--- ROWS ---

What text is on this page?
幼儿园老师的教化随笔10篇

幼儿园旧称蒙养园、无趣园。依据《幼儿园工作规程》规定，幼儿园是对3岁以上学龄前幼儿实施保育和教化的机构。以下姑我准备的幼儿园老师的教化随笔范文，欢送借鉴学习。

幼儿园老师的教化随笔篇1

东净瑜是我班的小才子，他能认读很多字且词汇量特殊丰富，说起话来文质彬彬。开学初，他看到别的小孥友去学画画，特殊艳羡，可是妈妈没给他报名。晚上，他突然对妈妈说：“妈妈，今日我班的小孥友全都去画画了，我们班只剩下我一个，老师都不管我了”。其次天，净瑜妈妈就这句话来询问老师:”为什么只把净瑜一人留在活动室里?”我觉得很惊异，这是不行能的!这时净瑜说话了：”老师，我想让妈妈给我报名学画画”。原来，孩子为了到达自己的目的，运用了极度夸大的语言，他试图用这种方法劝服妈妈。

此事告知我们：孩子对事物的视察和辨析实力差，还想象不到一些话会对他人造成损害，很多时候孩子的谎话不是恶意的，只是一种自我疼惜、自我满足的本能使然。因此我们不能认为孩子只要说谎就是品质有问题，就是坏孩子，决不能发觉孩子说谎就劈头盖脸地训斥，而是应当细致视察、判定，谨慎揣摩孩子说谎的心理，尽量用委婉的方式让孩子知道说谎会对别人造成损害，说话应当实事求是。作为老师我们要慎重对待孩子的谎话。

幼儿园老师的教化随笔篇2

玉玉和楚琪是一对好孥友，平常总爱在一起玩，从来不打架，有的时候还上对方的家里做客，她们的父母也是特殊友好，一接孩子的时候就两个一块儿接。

---

- **INSTRUCTIONS FOR THE TASK**
Restate each record word for word.

- **RESULT OF THIS EXERCISE**
What text is on this page?
幼儿园老师的教化随笔10篇

幼儿园旧称蒙养园、无趣园。依据《幼儿园工作规程》规定，幼儿园是对3岁以上学龄前幼儿实施保育和教化的机构。以下姑我准备的幼儿园老师的教化随笔范文，欢送借鉴学习。

幼儿园老师的教化随笔篇1

东净瑜是我班的小才子，他能认读很多字且词汇量特殊丰富，说起话来文质彬彬。开学初，他看到别的小孥友去学画画，特殊艳羡，可是妈妈没给他报名。晚上，他突然对妈妈说：“妈妈，今日我班的小孥友全都去画画了，我们班只剩下我一个，老师都不管我了”。其次天，净瑜妈妈就这句话来询问老师:”为什么只把净瑜一人留在活动室里?”我觉得很惊异，这是不行能的!这时净瑜说话了：”老师，我想让妈妈给我报名学画画”。原来，孩子为了到达自己的目的，运用了极度夸大的语言，他试图用这种方法劝服妈妈。

此事告知我们：孩子对事物的视察和辨析实力差，还想象不到一些话会对他人造成损害，很多时候孩子的谎话不是恶意的，只是一种自我疼惜、自我满足的本能使然。因此我们不能认为孩子只要说谎就是品质有问题，就是坏孩子，决不能发觉孩子说谎就劈头盖脸地训斥，而是应当细致视察、判定，谨慎揣摩孩子说谎的心理，尽量用委婉的方式让孩子知道说谎会对别人造成损害，说话应当实事求是。作为老师我们要慎重对待孩子的谎话。

幼儿园老师的教化随笔篇2

玉玉和楚琪是一对好孥友，平常总爱在一起玩，从来不打架，有的时候还上对方的家里做客，她们的父母也是特殊友好，一接孩子的时候就两个一块儿接。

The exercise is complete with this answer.